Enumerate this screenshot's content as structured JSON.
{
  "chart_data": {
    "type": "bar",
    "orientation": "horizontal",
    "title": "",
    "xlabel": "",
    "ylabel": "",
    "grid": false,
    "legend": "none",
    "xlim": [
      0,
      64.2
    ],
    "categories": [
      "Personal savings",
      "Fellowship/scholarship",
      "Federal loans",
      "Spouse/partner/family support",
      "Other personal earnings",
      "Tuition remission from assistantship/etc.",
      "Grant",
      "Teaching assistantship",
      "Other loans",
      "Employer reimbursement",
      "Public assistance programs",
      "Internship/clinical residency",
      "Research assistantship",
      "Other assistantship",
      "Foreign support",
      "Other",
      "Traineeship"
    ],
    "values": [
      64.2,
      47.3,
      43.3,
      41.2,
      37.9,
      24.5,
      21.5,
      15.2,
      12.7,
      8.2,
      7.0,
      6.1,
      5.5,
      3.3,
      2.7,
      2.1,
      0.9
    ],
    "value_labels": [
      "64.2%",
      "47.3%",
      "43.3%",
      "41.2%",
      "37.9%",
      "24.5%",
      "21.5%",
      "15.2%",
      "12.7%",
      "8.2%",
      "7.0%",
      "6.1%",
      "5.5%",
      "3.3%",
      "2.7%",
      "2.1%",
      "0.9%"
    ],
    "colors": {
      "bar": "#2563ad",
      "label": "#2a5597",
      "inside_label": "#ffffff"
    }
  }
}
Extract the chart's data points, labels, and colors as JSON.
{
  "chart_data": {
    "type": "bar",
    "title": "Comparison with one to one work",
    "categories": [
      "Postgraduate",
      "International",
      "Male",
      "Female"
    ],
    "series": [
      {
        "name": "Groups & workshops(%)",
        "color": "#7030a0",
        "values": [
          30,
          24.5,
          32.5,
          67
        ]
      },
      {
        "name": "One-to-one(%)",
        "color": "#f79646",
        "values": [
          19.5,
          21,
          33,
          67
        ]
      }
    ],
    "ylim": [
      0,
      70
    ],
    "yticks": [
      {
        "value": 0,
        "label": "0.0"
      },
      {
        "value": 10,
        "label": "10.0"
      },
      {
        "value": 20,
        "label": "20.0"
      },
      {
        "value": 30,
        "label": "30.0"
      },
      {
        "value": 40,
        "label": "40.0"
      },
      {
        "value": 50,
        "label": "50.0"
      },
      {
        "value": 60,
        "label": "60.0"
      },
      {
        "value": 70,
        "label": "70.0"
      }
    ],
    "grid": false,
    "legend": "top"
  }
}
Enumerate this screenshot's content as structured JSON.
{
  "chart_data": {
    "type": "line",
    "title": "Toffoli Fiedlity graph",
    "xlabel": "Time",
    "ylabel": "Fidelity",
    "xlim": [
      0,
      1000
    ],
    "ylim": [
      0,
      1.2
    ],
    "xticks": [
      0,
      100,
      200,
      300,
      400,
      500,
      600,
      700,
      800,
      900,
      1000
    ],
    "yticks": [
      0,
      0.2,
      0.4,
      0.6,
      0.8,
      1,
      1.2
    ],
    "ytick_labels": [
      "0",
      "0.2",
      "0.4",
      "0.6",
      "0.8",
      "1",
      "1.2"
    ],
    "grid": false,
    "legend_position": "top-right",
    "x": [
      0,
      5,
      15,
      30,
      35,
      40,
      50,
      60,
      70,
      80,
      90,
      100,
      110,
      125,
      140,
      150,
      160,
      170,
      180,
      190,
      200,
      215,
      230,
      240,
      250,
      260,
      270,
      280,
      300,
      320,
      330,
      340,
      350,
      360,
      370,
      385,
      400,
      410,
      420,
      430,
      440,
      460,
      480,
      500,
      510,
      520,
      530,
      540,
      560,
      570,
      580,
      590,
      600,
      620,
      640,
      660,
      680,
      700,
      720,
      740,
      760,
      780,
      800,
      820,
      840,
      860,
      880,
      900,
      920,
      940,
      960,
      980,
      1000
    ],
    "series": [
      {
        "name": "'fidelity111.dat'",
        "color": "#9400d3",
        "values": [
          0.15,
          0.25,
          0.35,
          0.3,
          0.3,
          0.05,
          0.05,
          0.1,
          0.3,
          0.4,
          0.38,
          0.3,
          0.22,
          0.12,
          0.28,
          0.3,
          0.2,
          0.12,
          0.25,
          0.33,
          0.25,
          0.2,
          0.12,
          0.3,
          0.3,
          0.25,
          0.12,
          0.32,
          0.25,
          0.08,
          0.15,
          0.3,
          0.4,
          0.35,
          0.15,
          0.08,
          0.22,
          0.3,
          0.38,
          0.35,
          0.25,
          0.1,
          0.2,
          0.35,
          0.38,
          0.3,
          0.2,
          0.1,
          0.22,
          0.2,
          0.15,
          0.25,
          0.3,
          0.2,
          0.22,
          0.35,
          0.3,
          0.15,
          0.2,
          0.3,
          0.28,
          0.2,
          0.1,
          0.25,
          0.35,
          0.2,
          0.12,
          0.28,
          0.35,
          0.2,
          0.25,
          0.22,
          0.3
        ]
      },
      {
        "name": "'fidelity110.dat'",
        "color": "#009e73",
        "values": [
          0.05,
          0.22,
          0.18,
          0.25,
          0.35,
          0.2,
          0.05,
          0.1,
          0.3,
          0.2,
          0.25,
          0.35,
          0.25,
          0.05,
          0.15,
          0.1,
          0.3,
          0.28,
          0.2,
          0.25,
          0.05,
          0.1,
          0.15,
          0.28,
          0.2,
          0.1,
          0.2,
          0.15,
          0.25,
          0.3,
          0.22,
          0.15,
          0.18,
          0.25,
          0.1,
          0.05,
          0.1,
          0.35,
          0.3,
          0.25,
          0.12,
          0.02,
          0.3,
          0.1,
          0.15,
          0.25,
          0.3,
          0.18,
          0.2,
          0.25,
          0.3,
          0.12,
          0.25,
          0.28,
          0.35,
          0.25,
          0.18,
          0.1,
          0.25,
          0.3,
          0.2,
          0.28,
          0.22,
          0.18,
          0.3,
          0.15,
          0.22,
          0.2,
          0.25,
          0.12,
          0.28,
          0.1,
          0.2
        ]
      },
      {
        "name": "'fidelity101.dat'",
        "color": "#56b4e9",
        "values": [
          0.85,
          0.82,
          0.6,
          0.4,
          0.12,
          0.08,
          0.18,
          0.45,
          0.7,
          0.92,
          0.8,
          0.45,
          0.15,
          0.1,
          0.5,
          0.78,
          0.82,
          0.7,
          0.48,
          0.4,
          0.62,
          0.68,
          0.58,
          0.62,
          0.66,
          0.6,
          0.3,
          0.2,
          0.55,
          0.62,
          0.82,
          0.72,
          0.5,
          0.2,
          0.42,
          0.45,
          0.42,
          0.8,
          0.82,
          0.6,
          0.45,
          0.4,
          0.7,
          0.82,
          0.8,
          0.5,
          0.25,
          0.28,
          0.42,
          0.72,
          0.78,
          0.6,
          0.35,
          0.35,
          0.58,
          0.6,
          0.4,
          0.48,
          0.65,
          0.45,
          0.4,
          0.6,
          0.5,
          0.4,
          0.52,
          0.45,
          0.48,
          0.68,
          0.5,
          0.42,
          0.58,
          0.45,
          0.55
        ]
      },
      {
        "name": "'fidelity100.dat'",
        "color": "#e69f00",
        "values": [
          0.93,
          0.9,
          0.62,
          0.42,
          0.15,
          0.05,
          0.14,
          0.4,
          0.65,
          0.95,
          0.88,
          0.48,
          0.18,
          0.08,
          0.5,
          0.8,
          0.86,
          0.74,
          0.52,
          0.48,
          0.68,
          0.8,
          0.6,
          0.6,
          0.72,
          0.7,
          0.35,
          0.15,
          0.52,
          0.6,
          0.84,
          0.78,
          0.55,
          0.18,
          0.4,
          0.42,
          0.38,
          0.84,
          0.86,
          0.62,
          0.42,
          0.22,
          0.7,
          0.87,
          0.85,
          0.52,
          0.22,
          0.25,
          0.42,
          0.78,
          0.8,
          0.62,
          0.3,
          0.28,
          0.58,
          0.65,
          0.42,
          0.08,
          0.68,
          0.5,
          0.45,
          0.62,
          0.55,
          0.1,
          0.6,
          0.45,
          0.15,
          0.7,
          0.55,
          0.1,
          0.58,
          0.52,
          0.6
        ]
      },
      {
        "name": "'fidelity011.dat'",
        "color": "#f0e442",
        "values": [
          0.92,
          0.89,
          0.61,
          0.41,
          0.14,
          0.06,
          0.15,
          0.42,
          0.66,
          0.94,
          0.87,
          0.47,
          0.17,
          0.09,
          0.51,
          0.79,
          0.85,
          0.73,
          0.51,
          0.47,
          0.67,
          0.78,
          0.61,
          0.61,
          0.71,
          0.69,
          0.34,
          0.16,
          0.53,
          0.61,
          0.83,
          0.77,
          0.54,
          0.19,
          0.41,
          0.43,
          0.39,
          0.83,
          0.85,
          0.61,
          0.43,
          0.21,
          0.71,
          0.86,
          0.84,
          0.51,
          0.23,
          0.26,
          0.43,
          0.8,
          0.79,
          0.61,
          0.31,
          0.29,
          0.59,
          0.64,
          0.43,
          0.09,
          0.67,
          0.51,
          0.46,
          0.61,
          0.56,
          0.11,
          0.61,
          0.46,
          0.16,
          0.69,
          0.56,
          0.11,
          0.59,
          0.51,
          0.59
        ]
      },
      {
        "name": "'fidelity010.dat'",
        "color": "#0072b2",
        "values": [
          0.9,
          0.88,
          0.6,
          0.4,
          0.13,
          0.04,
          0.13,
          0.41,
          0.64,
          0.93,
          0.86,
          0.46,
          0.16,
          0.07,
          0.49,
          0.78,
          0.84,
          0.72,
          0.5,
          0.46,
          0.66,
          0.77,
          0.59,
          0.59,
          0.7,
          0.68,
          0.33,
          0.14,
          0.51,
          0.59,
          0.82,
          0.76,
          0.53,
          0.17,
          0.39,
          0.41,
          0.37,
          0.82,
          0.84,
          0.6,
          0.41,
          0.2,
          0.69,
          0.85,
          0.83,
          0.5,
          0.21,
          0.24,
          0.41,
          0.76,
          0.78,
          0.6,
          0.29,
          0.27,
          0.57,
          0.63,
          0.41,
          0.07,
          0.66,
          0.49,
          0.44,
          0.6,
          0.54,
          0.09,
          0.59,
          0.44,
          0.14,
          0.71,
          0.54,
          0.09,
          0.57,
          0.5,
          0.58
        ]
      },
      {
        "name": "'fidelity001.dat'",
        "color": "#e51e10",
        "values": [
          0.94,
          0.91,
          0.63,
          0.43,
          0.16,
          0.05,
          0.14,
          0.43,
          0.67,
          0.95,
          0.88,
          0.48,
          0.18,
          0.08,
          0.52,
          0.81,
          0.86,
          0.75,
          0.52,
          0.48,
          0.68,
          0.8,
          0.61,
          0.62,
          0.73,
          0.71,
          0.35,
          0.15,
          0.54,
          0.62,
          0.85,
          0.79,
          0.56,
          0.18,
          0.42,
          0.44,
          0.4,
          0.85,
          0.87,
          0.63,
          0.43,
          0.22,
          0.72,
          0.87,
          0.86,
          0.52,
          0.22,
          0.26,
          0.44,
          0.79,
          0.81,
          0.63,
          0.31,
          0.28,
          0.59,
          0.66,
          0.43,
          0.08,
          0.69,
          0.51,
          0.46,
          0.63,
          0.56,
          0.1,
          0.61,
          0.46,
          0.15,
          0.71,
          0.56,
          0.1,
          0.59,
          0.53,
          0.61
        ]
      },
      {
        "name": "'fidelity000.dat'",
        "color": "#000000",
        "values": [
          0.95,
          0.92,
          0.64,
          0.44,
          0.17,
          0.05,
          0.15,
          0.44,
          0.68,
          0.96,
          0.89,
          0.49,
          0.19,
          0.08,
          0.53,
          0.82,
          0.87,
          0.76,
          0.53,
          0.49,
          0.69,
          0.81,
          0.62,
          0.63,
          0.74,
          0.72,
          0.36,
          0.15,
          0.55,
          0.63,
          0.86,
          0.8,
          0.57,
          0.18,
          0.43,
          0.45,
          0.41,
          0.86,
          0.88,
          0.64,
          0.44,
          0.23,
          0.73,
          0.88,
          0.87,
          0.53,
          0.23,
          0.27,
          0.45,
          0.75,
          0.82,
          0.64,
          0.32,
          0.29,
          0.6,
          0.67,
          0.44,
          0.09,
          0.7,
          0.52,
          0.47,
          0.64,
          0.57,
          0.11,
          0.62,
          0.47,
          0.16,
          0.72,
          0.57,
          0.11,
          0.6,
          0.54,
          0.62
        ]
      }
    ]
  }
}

▸ Set exercise:
Go through the data above and find the lines with the word "support". Copy each of those lines.

▸ Written response:
      "Spouse/partner/family support",
      "Foreign support",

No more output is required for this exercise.